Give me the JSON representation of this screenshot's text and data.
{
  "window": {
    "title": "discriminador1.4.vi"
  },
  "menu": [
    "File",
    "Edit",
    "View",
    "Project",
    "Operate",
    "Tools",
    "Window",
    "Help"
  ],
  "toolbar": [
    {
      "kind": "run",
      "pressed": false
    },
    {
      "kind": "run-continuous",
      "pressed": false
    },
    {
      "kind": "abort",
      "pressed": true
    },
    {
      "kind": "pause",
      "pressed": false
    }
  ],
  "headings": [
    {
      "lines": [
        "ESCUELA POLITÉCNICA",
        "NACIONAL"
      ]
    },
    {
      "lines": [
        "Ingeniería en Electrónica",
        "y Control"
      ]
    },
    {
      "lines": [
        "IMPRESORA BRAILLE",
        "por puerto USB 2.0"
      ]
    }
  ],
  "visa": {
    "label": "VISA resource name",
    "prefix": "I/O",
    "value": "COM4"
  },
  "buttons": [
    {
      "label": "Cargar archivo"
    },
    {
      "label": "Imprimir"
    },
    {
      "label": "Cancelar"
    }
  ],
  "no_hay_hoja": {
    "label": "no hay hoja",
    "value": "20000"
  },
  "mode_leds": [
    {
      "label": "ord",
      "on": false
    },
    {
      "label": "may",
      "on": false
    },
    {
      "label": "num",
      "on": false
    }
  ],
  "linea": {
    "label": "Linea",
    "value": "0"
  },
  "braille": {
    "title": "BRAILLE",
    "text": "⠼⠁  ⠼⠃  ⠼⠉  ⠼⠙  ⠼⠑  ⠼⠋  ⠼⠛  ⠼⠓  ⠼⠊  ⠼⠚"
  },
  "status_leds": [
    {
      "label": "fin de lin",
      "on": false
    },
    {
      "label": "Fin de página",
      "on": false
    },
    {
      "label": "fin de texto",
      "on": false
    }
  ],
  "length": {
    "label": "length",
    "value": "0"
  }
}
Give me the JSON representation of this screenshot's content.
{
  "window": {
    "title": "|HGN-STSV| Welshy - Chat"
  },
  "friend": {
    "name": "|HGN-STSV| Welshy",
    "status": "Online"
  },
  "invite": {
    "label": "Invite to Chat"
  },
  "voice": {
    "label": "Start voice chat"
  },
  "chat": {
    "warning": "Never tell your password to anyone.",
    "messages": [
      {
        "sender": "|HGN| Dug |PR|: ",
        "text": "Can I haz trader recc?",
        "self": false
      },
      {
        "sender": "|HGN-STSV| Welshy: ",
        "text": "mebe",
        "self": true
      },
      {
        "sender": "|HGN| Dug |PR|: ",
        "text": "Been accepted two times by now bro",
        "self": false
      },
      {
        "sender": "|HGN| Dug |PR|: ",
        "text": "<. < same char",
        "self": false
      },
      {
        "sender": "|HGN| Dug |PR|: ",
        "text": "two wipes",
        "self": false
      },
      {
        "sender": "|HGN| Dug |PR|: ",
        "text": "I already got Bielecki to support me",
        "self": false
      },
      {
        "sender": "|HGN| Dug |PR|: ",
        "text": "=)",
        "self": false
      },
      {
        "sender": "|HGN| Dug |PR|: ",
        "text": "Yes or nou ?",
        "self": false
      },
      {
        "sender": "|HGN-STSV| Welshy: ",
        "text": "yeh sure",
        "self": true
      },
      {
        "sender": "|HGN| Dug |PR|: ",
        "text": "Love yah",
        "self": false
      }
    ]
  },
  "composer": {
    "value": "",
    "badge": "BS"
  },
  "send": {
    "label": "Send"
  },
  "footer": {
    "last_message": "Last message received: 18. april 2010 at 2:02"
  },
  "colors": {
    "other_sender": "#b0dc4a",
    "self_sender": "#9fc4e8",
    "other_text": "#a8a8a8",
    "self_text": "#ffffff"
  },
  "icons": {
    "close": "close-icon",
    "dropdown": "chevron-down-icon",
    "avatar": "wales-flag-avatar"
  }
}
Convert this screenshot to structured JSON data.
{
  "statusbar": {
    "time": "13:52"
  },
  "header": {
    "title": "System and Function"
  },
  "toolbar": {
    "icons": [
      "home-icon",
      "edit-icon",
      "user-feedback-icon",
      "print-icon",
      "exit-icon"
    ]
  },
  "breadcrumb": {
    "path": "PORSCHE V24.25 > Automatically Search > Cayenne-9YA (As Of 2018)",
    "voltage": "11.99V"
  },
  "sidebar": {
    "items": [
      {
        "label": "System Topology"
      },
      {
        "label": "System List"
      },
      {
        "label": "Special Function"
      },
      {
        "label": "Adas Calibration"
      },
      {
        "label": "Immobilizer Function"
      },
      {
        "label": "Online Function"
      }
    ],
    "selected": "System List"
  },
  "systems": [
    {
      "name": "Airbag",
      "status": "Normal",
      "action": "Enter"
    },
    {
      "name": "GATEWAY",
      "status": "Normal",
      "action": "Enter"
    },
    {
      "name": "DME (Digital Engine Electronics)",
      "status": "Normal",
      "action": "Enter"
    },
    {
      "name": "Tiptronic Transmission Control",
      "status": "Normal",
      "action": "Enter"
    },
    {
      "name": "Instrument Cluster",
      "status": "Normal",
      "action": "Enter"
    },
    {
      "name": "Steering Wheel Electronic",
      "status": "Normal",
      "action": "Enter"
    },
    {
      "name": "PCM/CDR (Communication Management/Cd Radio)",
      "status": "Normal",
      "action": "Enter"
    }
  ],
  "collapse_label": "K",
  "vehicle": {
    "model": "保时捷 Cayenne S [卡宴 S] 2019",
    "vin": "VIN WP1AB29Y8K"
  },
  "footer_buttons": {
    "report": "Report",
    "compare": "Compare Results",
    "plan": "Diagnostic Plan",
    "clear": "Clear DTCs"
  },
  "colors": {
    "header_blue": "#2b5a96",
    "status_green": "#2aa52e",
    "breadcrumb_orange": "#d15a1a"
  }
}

▶ Exercise objective:
Please quote every record above exactly as it appears.

▶ Response:
Give me the JSON representation of this screenshot's text and data.
{
  "window": {
    "title": "discriminador1.4.vi"
  },
  "menu": [
    "File",
    "Edit",
    "View",
    "Project",
    "Operate",
    "Tools",
    "Window",
    "Help"
  ],
  "toolbar": [
    {
      "kind": "run",
      "pressed": false
    },
    {
      "kind": "run-continuous",
      "pressed": false
    },
    {
      "kind": "abort",
      "pressed": true
    },
    {
      "kind": "pause",
      "pressed": false
    }
  ],
  "headings": [
    {
      "lines": [
        "ESCUELA POLITÉCNICA",
        "NACIONAL"
      ]
    },
    {
      "lines": [
        "Ingeniería en Electrónica",
        "y Control"
      ]
    },
    {
      "lines": [
        "IMPRESORA BRAILLE",
        "por puerto USB 2.0"
      ]
    }
  ],
  "visa": {
    "label": "VISA resource name",
    "prefix": "I/O",
    "value": "COM4"
  },
  "buttons": [
    {
      "label": "Cargar archivo"
    },
    {
      "label": "Imprimir"
    },
    {
      "label": "Cancelar"
    }
  ],
  "no_hay_hoja": {
    "label": "no hay hoja",
    "value": "20000"
  },
  "mode_leds": [
    {
      "label": "ord",
      "on": false
    },
    {
      "label": "may",
      "on": false
    },
    {
      "label": "num",
      "on": false
    }
  ],
  "linea": {
    "label": "Linea",
    "value": "0"
  },
  "braille": {
    "title": "BRAILLE",
    "text": "⠼⠁  ⠼⠃  ⠼⠉  ⠼⠙  ⠼⠑  ⠼⠋  ⠼⠛  ⠼⠓  ⠼⠊  ⠼⠚"
  },
  "status_leds": [
    {
      "label": "fin de lin",
      "on": false
    },
    {
      "label": "Fin de página",
      "on": false
    },
    {
      "label": "fin de texto",
      "on": false
    }
  ],
  "length": {
    "label": "length",
    "value": "0"
  }
}
Give me the JSON representation of this screenshot's content.
{
  "window": {
    "title": "|HGN-STSV| Welshy - Chat"
  },
  "friend": {
    "name": "|HGN-STSV| Welshy",
    "status": "Online"
  },
  "invite": {
    "label": "Invite to Chat"
  },
  "voice": {
    "label": "Start voice chat"
  },
  "chat": {
    "warning": "Never tell your password to anyone.",
    "messages": [
      {
        "sender": "|HGN| Dug |PR|: ",
        "text": "Can I haz trader recc?",
        "self": false
      },
      {
        "sender": "|HGN-STSV| Welshy: ",
        "text": "mebe",
        "self": true
      },
      {
        "sender": "|HGN| Dug |PR|: ",
        "text": "Been accepted two times by now bro",
        "self": false
      },
      {
        "sender": "|HGN| Dug |PR|: ",
        "text": "<. < same char",
        "self": false
      },
      {
        "sender": "|HGN| Dug |PR|: ",
        "text": "two wipes",
        "self": false
      },
      {
        "sender": "|HGN| Dug |PR|: ",
        "text": "I already got Bielecki to support me",
        "self": false
      },
      {
        "sender": "|HGN| Dug |PR|: ",
        "text": "=)",
        "self": false
      },
      {
        "sender": "|HGN| Dug |PR|: ",
        "text": "Yes or nou ?",
        "self": false
      },
      {
        "sender": "|HGN-STSV| Welshy: ",
        "text": "yeh sure",
        "self": true
      },
      {
        "sender": "|HGN| Dug |PR|: ",
        "text": "Love yah",
        "self": false
      }
    ]
  },
  "composer": {
    "value": "",
    "badge": "BS"
  },
  "send": {
    "label": "Send"
  },
  "footer": {
    "last_message": "Last message received: 18. april 2010 at 2:02"
  },
  "colors": {
    "other_sender": "#b0dc4a",
    "self_sender": "#9fc4e8",
    "other_text": "#a8a8a8",
    "self_text": "#ffffff"
  },
  "icons": {
    "close": "close-icon",
    "dropdown": "chevron-down-icon",
    "avatar": "wales-flag-avatar"
  }
}
Convert this screenshot to structured JSON data.
{
  "statusbar": {
    "time": "13:52"
  },
  "header": {
    "title": "System and Function"
  },
  "toolbar": {
    "icons": [
      "home-icon",
      "edit-icon",
      "user-feedback-icon",
      "print-icon",
      "exit-icon"
    ]
  },
  "breadcrumb": {
    "path": "PORSCHE V24.25 > Automatically Search > Cayenne-9YA (As Of 2018)",
    "voltage": "11.99V"
  },
  "sidebar": {
    "items": [
      {
        "label": "System Topology"
      },
      {
        "label": "System List"
      },
      {
        "label": "Special Function"
      },
      {
        "label": "Adas Calibration"
      },
      {
        "label": "Immobilizer Function"
      },
      {
        "label": "Online Function"
      }
    ],
    "selected": "System List"
  },
  "systems": [
    {
      "name": "Airbag",
      "status": "Normal",
      "action": "Enter"
    },
    {
      "name": "GATEWAY",
      "status": "Normal",
      "action": "Enter"
    },
    {
      "name": "DME (Digital Engine Electronics)",
      "status": "Normal",
      "action": "Enter"
    },
    {
      "name": "Tiptronic Transmission Control",
      "status": "Normal",
      "action": "Enter"
    },
    {
      "name": "Instrument Cluster",
      "status": "Normal",
      "action": "Enter"
    },
    {
      "name": "Steering Wheel Electronic",
      "status": "Normal",
      "action": "Enter"
    },
    {
      "name": "PCM/CDR (Communication Management/Cd Radio)",
      "status": "Normal",
      "action": "Enter"
    }
  ],
  "collapse_label": "K",
  "vehicle": {
    "model": "保时捷 Cayenne S [卡宴 S] 2019",
    "vin": "VIN WP1AB29Y8K"
  },
  "footer_buttons": {
    "report": "Report",
    "compare": "Compare Results",
    "plan": "Diagnostic Plan",
    "clear": "Clear DTCs"
  },
  "colors": {
    "header_blue": "#2b5a96",
    "status_green": "#2aa52e",
    "breadcrumb_orange": "#d15a1a"
  }
}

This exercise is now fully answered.